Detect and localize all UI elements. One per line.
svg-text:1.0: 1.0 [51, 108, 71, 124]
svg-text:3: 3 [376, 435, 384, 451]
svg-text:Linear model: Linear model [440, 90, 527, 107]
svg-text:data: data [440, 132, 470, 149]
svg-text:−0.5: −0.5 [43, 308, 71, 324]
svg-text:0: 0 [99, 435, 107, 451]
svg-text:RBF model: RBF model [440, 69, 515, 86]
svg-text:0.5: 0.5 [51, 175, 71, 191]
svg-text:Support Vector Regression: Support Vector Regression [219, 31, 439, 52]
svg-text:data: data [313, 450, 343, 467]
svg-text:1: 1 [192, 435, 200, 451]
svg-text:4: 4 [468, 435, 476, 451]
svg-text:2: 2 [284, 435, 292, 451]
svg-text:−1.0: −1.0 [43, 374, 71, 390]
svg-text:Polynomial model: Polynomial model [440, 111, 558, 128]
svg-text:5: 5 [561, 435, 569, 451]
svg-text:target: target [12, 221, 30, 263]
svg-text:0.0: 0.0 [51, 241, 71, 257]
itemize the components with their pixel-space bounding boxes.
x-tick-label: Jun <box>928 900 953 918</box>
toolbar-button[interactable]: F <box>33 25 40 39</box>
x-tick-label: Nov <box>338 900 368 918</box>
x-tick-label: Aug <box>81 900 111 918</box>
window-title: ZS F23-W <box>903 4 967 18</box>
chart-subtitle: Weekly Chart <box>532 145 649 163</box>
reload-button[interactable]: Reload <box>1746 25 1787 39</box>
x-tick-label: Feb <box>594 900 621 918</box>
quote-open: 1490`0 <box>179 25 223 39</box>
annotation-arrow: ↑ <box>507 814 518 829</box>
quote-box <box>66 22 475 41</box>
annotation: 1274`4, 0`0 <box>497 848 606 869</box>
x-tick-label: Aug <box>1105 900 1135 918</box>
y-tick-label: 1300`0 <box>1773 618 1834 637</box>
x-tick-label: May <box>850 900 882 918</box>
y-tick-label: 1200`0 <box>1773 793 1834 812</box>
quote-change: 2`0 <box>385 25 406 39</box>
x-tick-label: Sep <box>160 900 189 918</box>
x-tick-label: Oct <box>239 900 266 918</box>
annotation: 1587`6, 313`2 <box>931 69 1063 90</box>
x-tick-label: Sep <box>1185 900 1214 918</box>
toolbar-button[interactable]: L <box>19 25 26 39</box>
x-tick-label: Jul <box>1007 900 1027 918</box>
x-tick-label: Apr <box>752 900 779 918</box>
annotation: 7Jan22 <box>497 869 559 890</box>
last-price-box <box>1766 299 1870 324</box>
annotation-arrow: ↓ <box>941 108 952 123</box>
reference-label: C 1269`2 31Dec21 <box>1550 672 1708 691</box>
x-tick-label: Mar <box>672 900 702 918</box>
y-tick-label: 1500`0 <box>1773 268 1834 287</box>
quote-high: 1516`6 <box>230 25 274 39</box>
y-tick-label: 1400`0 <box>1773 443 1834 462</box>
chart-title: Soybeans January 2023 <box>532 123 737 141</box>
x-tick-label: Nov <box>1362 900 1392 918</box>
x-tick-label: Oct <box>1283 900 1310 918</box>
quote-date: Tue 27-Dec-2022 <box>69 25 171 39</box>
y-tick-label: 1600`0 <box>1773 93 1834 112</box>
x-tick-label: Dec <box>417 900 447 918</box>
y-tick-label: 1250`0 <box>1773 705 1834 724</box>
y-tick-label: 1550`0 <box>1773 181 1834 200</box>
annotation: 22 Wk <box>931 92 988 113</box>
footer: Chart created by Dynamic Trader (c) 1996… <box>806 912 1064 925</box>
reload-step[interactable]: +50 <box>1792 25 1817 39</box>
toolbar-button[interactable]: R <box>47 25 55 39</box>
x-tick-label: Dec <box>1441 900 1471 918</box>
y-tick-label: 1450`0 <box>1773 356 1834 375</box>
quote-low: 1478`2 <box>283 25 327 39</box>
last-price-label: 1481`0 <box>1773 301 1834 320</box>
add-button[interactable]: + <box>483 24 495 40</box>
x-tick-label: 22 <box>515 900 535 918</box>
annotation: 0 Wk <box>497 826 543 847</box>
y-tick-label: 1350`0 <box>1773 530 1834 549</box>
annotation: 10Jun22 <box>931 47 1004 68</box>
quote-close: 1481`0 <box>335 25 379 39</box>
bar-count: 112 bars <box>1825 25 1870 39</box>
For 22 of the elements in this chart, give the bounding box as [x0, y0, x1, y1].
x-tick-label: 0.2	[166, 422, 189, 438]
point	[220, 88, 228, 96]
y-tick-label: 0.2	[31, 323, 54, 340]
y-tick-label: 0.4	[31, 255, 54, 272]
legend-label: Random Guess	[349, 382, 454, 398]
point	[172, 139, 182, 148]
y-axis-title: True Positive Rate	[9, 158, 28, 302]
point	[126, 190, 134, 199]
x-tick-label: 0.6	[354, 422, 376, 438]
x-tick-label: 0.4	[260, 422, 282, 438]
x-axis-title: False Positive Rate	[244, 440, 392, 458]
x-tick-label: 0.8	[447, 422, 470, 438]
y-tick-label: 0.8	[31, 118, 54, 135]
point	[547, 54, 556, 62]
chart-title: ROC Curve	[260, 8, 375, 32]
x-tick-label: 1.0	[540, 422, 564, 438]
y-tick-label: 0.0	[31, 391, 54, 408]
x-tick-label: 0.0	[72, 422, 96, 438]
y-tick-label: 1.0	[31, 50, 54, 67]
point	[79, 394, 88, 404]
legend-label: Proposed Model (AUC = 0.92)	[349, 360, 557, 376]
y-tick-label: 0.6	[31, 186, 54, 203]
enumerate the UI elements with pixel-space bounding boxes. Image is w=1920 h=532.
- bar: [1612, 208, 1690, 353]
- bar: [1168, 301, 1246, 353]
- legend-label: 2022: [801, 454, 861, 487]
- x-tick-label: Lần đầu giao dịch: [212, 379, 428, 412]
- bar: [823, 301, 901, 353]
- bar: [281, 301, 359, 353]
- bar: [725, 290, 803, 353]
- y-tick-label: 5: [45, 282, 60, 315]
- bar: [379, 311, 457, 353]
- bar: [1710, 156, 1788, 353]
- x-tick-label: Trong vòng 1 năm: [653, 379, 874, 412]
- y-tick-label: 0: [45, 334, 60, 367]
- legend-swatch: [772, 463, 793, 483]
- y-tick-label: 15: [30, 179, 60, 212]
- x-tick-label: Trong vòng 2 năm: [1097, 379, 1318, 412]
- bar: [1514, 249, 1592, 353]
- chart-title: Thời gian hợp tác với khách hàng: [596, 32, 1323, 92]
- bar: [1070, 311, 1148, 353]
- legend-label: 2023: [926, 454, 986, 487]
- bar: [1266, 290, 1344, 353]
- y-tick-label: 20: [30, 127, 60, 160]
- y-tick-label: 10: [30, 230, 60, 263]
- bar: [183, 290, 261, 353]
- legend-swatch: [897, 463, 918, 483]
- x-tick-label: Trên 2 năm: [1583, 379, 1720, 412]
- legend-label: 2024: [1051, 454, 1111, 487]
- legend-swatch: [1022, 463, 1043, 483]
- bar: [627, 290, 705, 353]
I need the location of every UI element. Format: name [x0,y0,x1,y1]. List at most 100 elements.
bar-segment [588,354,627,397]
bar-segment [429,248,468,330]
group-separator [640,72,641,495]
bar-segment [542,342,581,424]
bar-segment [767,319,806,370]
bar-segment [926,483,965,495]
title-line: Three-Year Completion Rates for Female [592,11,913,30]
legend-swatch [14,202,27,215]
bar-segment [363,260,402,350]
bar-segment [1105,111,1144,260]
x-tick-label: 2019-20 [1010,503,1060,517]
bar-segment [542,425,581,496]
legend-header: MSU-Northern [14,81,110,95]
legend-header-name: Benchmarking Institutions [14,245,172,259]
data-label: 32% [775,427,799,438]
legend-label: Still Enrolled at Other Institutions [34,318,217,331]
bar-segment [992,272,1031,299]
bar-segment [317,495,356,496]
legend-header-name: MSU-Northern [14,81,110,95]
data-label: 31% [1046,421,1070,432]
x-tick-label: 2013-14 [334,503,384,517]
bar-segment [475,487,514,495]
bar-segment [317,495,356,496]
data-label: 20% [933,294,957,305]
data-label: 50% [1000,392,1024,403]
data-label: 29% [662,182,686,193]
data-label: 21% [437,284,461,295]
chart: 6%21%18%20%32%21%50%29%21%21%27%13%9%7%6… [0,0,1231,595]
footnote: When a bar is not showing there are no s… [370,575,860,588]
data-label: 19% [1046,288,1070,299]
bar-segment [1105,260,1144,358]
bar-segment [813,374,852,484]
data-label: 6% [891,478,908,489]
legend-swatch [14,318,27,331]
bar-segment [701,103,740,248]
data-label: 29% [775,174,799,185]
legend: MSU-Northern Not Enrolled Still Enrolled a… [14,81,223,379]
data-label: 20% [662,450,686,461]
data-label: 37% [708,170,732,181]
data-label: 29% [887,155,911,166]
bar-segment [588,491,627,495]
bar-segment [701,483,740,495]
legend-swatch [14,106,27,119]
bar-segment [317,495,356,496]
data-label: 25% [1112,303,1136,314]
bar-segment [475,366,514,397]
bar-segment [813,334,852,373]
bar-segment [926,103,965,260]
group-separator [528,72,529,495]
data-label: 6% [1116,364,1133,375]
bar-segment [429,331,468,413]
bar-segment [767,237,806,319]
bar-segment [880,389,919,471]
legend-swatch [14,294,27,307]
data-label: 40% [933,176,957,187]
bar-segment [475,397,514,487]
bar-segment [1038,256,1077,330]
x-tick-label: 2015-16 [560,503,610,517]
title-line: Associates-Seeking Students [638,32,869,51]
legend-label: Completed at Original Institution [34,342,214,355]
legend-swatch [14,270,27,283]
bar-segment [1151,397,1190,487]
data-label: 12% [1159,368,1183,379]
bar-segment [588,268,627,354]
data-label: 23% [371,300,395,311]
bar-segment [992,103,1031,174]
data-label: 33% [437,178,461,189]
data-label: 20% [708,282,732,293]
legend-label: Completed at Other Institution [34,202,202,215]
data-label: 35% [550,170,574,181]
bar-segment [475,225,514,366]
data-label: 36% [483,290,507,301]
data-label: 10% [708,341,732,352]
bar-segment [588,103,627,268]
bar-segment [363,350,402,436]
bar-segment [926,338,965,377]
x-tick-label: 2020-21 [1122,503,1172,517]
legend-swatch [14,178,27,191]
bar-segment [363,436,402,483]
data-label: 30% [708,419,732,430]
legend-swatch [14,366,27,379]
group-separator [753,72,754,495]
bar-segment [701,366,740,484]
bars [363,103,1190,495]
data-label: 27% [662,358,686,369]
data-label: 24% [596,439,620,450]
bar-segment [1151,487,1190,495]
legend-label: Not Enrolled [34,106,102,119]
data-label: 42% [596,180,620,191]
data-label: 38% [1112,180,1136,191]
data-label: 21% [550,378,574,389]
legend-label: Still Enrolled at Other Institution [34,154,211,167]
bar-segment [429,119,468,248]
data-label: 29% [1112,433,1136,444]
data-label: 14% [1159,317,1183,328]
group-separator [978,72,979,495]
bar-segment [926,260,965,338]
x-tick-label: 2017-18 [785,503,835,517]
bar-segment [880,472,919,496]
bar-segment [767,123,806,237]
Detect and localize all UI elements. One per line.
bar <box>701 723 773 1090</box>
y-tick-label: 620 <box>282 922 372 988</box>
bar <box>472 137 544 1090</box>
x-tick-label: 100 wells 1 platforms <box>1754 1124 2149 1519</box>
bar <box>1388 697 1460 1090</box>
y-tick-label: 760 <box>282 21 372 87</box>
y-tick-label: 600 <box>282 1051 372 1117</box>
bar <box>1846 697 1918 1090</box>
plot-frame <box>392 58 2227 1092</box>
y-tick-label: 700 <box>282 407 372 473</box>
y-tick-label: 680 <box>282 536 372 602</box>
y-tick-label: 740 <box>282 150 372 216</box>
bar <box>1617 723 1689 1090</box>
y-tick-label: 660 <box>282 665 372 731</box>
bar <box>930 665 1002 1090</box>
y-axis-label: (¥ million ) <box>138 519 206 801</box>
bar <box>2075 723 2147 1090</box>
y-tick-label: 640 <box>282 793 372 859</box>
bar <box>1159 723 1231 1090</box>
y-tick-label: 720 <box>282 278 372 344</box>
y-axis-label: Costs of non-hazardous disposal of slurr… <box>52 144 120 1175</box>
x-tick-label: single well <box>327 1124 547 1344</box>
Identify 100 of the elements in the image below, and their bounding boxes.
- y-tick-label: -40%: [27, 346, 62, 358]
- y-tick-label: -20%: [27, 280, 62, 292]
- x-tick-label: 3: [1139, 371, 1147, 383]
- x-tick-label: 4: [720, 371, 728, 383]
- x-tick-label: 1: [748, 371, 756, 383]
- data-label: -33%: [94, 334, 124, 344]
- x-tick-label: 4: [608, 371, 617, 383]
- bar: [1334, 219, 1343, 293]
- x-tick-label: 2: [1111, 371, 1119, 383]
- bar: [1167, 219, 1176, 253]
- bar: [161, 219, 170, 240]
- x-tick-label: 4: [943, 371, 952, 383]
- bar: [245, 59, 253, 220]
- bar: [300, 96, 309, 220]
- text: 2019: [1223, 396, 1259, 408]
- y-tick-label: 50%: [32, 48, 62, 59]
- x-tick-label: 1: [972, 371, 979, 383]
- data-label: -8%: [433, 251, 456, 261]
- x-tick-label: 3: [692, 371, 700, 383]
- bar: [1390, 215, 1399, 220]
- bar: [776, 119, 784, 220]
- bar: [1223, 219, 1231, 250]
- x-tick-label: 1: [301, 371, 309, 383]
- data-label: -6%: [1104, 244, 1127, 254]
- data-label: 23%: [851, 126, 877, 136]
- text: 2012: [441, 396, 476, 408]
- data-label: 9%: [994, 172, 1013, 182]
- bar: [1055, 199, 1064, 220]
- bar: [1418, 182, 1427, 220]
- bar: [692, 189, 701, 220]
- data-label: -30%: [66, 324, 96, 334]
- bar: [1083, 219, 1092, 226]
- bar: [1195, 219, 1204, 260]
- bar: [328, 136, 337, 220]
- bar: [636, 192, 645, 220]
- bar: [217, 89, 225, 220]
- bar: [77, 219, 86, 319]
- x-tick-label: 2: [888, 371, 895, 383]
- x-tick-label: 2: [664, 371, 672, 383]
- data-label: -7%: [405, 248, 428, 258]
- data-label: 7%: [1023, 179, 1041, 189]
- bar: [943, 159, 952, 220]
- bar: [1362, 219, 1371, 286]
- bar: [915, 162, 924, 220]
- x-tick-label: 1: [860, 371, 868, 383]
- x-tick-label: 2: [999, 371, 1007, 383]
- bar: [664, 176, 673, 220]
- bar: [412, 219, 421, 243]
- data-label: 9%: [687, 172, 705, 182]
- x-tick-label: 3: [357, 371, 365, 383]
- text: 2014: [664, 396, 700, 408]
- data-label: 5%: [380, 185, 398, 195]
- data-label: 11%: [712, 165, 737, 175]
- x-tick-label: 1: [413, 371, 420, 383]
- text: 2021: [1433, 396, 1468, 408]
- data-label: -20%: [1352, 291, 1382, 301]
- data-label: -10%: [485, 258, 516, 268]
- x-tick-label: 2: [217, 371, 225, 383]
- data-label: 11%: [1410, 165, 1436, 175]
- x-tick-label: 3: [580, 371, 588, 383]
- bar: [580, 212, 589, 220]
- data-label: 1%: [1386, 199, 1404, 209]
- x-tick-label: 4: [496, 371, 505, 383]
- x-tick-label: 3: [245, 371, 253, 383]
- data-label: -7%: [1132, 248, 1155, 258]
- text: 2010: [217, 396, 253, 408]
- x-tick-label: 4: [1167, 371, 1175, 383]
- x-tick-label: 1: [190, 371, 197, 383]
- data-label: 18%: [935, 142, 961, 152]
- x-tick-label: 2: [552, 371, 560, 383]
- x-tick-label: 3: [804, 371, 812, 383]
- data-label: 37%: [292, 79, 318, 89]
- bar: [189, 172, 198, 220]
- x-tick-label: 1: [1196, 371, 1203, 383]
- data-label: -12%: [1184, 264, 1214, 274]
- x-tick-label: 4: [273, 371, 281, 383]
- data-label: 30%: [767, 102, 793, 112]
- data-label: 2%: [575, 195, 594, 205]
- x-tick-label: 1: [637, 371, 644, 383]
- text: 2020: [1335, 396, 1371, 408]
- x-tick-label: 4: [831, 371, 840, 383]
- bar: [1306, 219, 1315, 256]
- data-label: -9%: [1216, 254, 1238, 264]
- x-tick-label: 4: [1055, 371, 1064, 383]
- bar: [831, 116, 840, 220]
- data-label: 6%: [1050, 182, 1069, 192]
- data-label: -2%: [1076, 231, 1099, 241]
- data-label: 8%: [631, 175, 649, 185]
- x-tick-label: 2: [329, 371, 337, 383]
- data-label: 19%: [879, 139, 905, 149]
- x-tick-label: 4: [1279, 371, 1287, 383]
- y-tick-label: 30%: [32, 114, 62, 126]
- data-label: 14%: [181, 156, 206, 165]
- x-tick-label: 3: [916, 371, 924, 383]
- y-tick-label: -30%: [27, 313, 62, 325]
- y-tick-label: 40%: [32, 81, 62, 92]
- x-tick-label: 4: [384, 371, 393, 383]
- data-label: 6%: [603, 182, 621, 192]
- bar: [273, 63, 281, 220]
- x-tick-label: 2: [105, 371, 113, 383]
--- --- ---
▶ _TASK TO CARRY OUT_:
Repeat the items from the very first line through the line containing "x-tick-label: Apr <box>752 900 779 918</box>", substituting "month-label" for every "x-tick-label" and leaving everything else unchanged.

▶ _WRITTEN ANSWER_:
Detect and localize all UI elements. One per line.
svg-text:1.0: 1.0 [51, 108, 71, 124]
svg-text:3: 3 [376, 435, 384, 451]
svg-text:Linear model: Linear model [440, 90, 527, 107]
svg-text:data: data [440, 132, 470, 149]
svg-text:−0.5: −0.5 [43, 308, 71, 324]
svg-text:0: 0 [99, 435, 107, 451]
svg-text:RBF model: RBF model [440, 69, 515, 86]
svg-text:0.5: 0.5 [51, 175, 71, 191]
svg-text:Support Vector Regression: Support Vector Regression [219, 31, 439, 52]
svg-text:data: data [313, 450, 343, 467]
svg-text:1: 1 [192, 435, 200, 451]
svg-text:4: 4 [468, 435, 476, 451]
svg-text:2: 2 [284, 435, 292, 451]
svg-text:−1.0: −1.0 [43, 374, 71, 390]
svg-text:Polynomial model: Polynomial model [440, 111, 558, 128]
svg-text:5: 5 [561, 435, 569, 451]
svg-text:target: target [12, 221, 30, 263]
svg-text:0.0: 0.0 [51, 241, 71, 257]
itemize the components with their pixel-space bounding boxes.
month-label: Jun <box>928 900 953 918</box>
toolbar-button[interactable]: F <box>33 25 40 39</box>
month-label: Nov <box>338 900 368 918</box>
month-label: Aug <box>81 900 111 918</box>
window-title: ZS F23-W <box>903 4 967 18</box>
chart-subtitle: Weekly Chart <box>532 145 649 163</box>
reload-button[interactable]: Reload <box>1746 25 1787 39</box>
month-label: Feb <box>594 900 621 918</box>
quote-open: 1490`0 <box>179 25 223 39</box>
annotation-arrow: ↑ <box>507 814 518 829</box>
quote-box <box>66 22 475 41</box>
annotation: 1274`4, 0`0 <box>497 848 606 869</box>
month-label: Aug <box>1105 900 1135 918</box>
y-tick-label: 1300`0 <box>1773 618 1834 637</box>
month-label: May <box>850 900 882 918</box>
y-tick-label: 1200`0 <box>1773 793 1834 812</box>
quote-change: 2`0 <box>385 25 406 39</box>
month-label: Sep <box>160 900 189 918</box>
month-label: Oct <box>239 900 266 918</box>
annotation: 1587`6, 313`2 <box>931 69 1063 90</box>
month-label: Sep <box>1185 900 1214 918</box>
toolbar-button[interactable]: L <box>19 25 26 39</box>
month-label: Jul <box>1007 900 1027 918</box>
month-label: Apr <box>752 900 779 918</box>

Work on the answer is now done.